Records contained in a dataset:
-- START --

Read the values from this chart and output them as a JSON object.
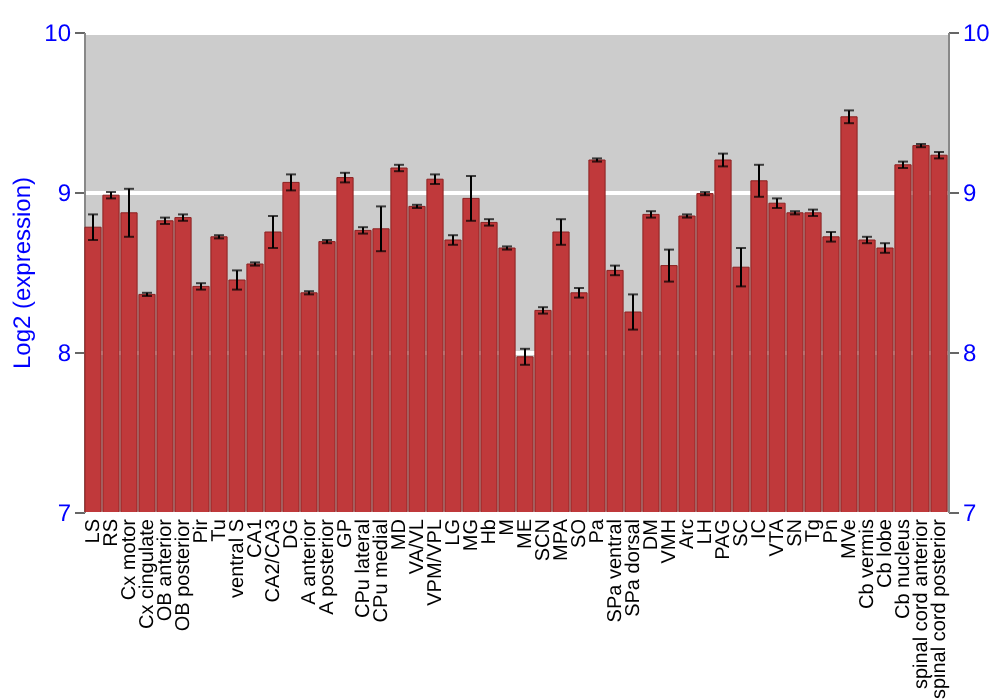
{
  "chart_data": {
    "type": "bar",
    "ylabel": "Log2 (expression)",
    "categories": [
      "LS",
      "RS",
      "Cx motor",
      "Cx cingulate",
      "OB anterior",
      "OB posterior",
      "Pir",
      "Tu",
      "ventral S",
      "CA1",
      "CA2/CA3",
      "DG",
      "A anterior",
      "A posterior",
      "GP",
      "CPu lateral",
      "CPu medial",
      "MD",
      "VA/VL",
      "VPM/VPL",
      "LG",
      "MG",
      "Hb",
      "M",
      "ME",
      "SCN",
      "MPA",
      "SO",
      "Pa",
      "SPa ventral",
      "SPa dorsal",
      "DM",
      "VMH",
      "Arc",
      "LH",
      "PAG",
      "SC",
      "IC",
      "VTA",
      "SN",
      "Tg",
      "Pn",
      "MVe",
      "Cb vermis",
      "Cb lobe",
      "Cb nucleus",
      "spinal cord anterior",
      "spinal cord posterior"
    ],
    "values": [
      8.78,
      8.98,
      8.87,
      8.36,
      8.82,
      8.84,
      8.41,
      8.72,
      8.45,
      8.55,
      8.75,
      9.06,
      8.37,
      8.69,
      9.09,
      8.76,
      8.77,
      9.15,
      8.91,
      9.08,
      8.7,
      8.96,
      8.81,
      8.65,
      7.97,
      8.26,
      8.75,
      8.37,
      9.2,
      8.51,
      8.25,
      8.86,
      8.54,
      8.85,
      8.99,
      9.2,
      8.53,
      9.07,
      8.93,
      8.87,
      8.87,
      8.72,
      9.47,
      8.7,
      8.65,
      9.17,
      9.29,
      9.23
    ],
    "errors": [
      0.08,
      0.02,
      0.15,
      0.01,
      0.02,
      0.02,
      0.02,
      0.01,
      0.06,
      0.01,
      0.1,
      0.05,
      0.01,
      0.01,
      0.03,
      0.02,
      0.14,
      0.02,
      0.01,
      0.03,
      0.03,
      0.14,
      0.02,
      0.01,
      0.05,
      0.02,
      0.08,
      0.03,
      0.01,
      0.03,
      0.11,
      0.02,
      0.1,
      0.01,
      0.01,
      0.04,
      0.12,
      0.1,
      0.03,
      0.01,
      0.02,
      0.03,
      0.04,
      0.02,
      0.03,
      0.02,
      0.01,
      0.02
    ],
    "color": "#c0393b",
    "ylim": [
      7,
      10
    ],
    "yticks": [
      7,
      8,
      9,
      10
    ],
    "y2lim": [
      7,
      10
    ],
    "y2ticks": [
      7,
      8,
      9,
      10
    ],
    "grid": "y"
  }
}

-- END --

→ **Prompt**
Look through the entries above; copy every line holding the string "anterior".

→ **Solution for this exercise**
      "OB anterior",
      "A anterior",
      "spinal cord anterior",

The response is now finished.